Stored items
__________

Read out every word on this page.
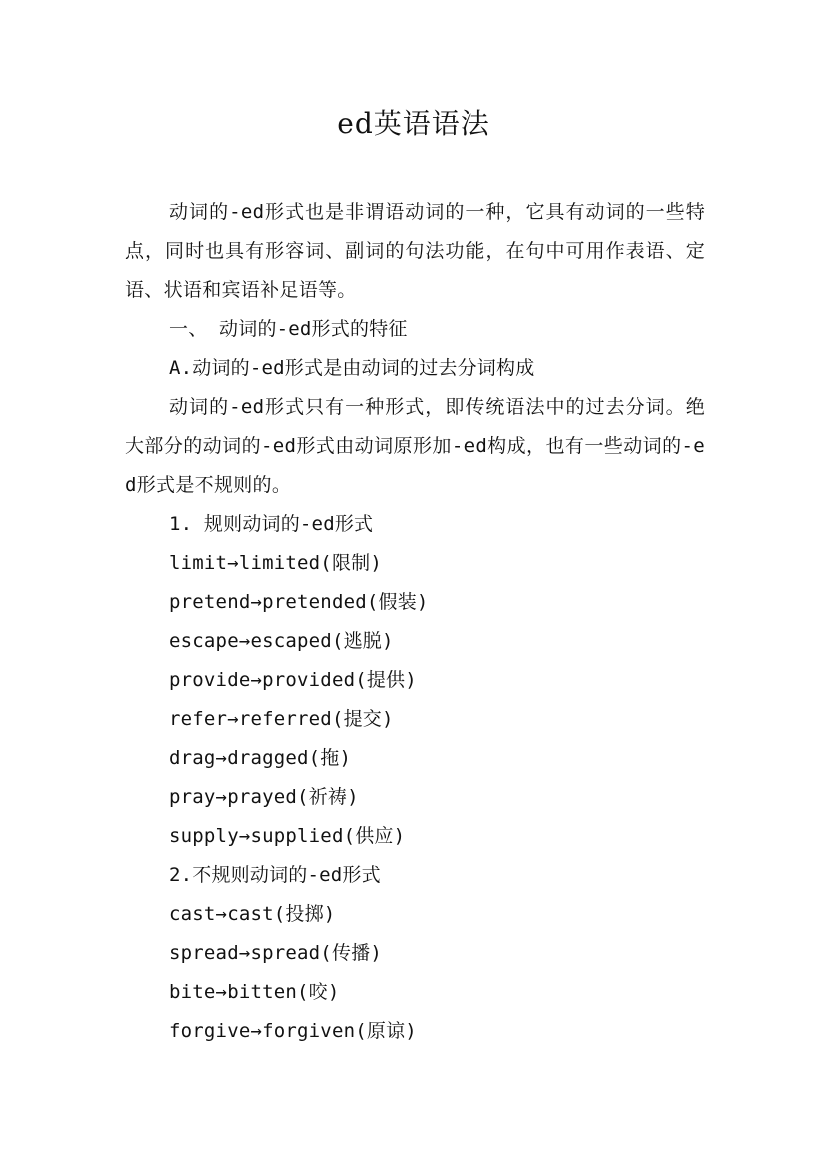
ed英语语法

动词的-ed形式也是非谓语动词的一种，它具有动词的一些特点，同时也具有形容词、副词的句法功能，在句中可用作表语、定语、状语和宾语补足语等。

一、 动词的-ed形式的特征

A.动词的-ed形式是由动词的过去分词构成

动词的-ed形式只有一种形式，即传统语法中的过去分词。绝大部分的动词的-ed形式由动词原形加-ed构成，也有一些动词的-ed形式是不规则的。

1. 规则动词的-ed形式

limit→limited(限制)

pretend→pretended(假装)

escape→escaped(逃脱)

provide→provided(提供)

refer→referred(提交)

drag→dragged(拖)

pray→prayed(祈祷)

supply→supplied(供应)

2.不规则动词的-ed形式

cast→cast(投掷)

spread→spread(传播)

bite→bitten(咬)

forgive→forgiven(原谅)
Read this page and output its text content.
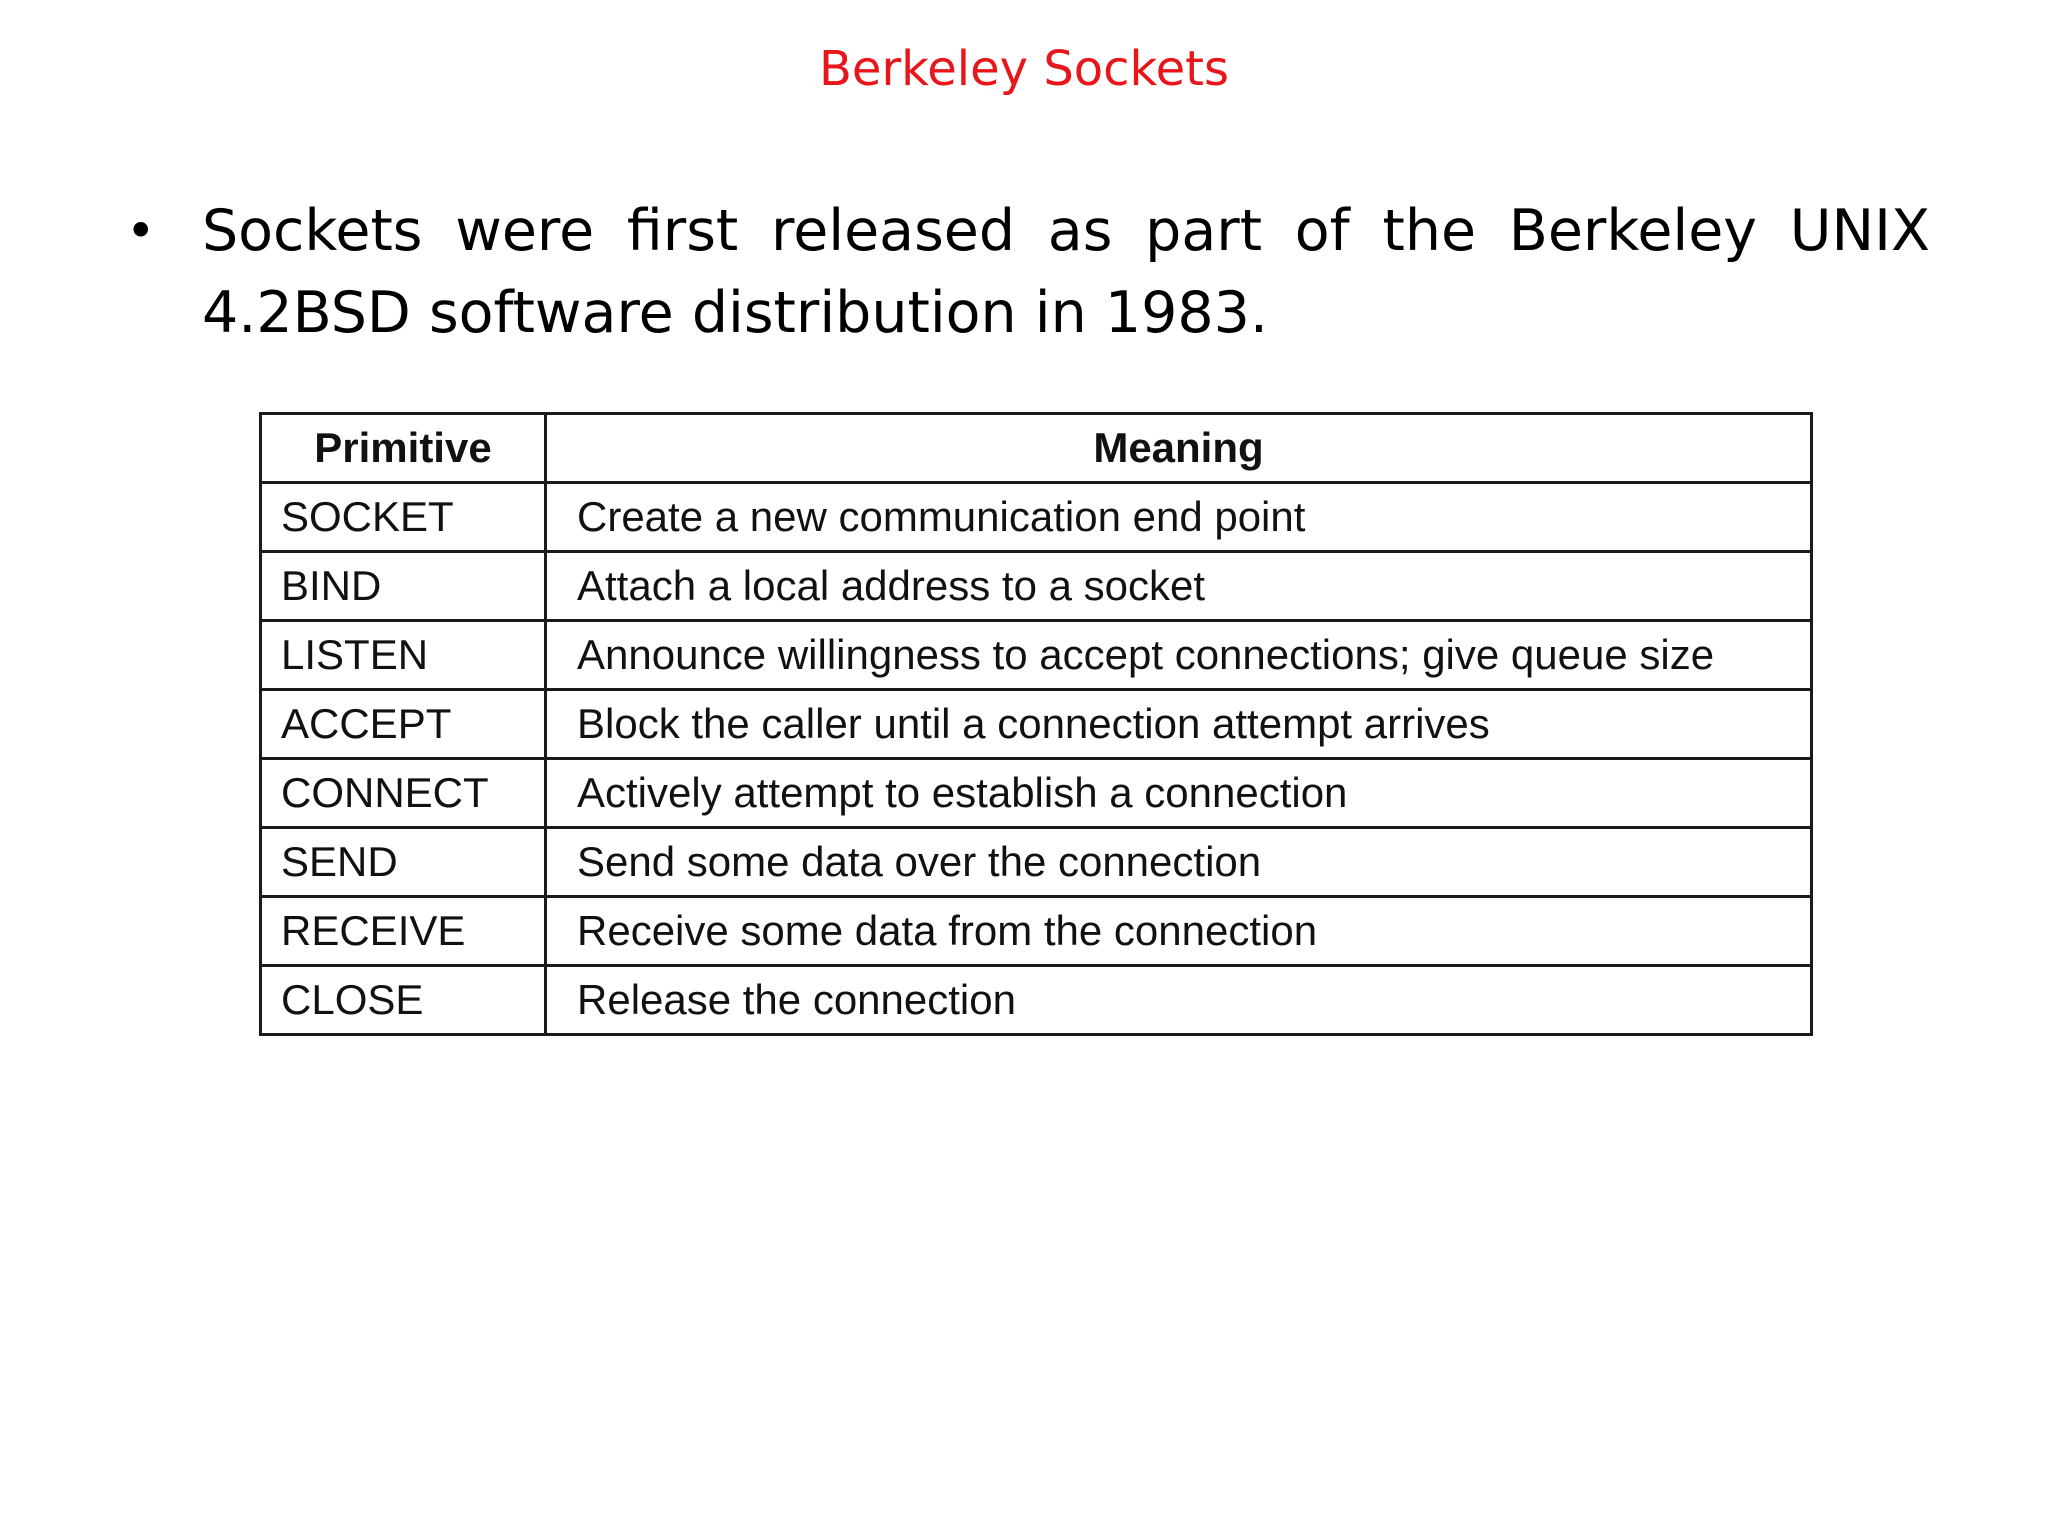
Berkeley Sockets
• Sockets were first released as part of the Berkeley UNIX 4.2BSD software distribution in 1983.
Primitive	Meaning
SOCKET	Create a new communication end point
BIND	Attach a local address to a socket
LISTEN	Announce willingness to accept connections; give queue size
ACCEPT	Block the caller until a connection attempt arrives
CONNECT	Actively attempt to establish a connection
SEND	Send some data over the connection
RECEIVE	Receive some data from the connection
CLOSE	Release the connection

__________

Copy every line in the records above that contains the word "attempt".

FINAL RESULT:
ACCEPT	Block the caller until a connection attempt arrives
CONNECT	Actively attempt to establish a connection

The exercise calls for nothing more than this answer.